#### TEXT

Salary or Hourly? The Classification Mistake That Triggers the Most DOL Back Wage Findings

Overtime misclassification accounted for nearly 80% of all FLSA back wage findings recovered by the DOL in 2025, making it the single most common source of wage violations for employers of every size. Under current federal rules, a salaried employee must meet a salary level of at least $684 per week and pass a specific duties test to qualify as overtime-exempt, and a job title or salary alone is not sufficient. Small and mid-size businesses in the Southeast that have never formally audited their exempt classifications are carrying real back-pay exposure, and an HR support or payroll compliance review is the most direct way to identify and correct it.

Salary or Hourly? The Classification Mistake That Triggers the Most DOL Back Wage Findings

May 12, 2026

Effective yesterday, the Department of Labor has updated the minimum wage rate for workers on covered federal contracts to $13.65 per hour for non-tipped employees. That change is narrow and affects only businesses with certain federal contract work. But it lands on the same day that overtime misclassification remains the single most common source of DOL back wage findings in the country, accounting for nearly 80% of all FLSA violations the Wage and Hour Division recovered in 2025.

For most small and mid-size employers in the Southeast, the bigger issue is not the federal contractor wage rate. It is whether the people on your payroll are classified correctly as exempt or non-exempt in the first place.

########
#### GIVEN INFORMATION

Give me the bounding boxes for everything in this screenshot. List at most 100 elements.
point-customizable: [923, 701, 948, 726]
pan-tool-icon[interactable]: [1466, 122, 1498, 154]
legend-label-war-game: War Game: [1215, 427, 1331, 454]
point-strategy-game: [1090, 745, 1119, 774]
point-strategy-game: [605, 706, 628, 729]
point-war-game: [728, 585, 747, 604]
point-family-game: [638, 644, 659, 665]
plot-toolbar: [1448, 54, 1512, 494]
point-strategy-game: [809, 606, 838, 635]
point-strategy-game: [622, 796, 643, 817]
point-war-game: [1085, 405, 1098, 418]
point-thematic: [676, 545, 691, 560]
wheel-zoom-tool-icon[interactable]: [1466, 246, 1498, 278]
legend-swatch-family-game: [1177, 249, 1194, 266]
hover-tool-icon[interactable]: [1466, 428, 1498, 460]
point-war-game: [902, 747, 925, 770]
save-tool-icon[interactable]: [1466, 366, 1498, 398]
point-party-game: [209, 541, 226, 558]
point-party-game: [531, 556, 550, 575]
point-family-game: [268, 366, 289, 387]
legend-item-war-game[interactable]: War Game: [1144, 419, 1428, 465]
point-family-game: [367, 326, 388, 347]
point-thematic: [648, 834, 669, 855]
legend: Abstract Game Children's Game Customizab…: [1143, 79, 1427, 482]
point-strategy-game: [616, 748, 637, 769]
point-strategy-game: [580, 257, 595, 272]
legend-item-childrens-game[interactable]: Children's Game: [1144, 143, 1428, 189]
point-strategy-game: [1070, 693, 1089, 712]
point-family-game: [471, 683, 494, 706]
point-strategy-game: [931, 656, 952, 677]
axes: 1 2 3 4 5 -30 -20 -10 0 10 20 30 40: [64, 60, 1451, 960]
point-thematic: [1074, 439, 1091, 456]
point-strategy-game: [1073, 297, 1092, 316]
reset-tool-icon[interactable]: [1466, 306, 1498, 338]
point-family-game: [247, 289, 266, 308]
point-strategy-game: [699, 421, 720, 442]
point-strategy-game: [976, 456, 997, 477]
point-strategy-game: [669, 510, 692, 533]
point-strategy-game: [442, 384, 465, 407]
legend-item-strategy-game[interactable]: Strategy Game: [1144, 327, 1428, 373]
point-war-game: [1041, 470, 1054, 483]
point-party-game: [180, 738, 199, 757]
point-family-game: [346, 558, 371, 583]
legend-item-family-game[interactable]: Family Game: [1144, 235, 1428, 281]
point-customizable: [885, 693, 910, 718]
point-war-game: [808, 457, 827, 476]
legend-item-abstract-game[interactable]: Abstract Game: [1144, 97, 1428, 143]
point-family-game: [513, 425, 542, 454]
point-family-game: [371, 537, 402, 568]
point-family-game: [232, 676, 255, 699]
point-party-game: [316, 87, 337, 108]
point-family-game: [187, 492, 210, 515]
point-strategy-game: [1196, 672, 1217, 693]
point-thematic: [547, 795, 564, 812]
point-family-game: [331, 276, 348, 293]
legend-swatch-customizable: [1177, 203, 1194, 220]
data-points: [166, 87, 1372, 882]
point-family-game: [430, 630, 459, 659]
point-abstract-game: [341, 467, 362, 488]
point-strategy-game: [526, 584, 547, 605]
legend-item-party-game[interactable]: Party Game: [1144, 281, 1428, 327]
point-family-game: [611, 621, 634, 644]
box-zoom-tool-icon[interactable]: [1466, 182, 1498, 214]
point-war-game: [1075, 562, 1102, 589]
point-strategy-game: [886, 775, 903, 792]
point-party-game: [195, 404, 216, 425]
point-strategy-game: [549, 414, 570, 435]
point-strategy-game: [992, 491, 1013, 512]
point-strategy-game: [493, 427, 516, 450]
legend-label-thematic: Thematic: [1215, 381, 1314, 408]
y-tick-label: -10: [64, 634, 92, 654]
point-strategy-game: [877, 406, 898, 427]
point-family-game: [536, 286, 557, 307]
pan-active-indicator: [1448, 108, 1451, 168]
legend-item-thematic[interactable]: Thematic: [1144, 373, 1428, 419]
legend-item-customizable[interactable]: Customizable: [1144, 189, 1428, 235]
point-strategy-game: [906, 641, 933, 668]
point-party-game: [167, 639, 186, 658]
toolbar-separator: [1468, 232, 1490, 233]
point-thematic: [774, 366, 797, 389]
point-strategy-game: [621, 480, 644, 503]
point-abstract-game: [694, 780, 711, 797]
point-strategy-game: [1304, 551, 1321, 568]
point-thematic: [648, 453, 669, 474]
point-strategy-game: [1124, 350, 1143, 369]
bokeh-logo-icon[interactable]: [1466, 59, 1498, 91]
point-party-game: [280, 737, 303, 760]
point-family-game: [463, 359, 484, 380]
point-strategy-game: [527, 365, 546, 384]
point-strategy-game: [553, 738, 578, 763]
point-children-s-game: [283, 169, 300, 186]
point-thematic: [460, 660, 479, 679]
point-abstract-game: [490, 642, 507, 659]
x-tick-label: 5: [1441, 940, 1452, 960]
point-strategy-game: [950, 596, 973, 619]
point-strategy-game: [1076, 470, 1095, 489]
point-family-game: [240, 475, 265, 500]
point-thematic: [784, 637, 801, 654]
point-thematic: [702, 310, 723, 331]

########

• EXERCISE INSTRUCTIONS: Condense the paragraph of the article on overtime misclassification that begins "Overtime misclassification accounted for nearly 80%" into a short bulleted list that keeps its main facts. The lines have no connection to the article on overtime misclassification.

• CORRECT OUTPUT:
- Overtime misclassification made up nearly 80% of FLSA back wage findings the DOL recovered in 2025, the most common source of wage violations for employers of all sizes.
- To be overtime-exempt under current federal rules, a salaried employee must earn at least $684 per week and pass a specific duties test. A job title or salary alone does not qualify.
- Small and mid-size Southeast businesses that have never formally audited their exempt classifications face real back-pay exposure.
- An HR support or payroll compliance review is the most direct way to find and fix the problem.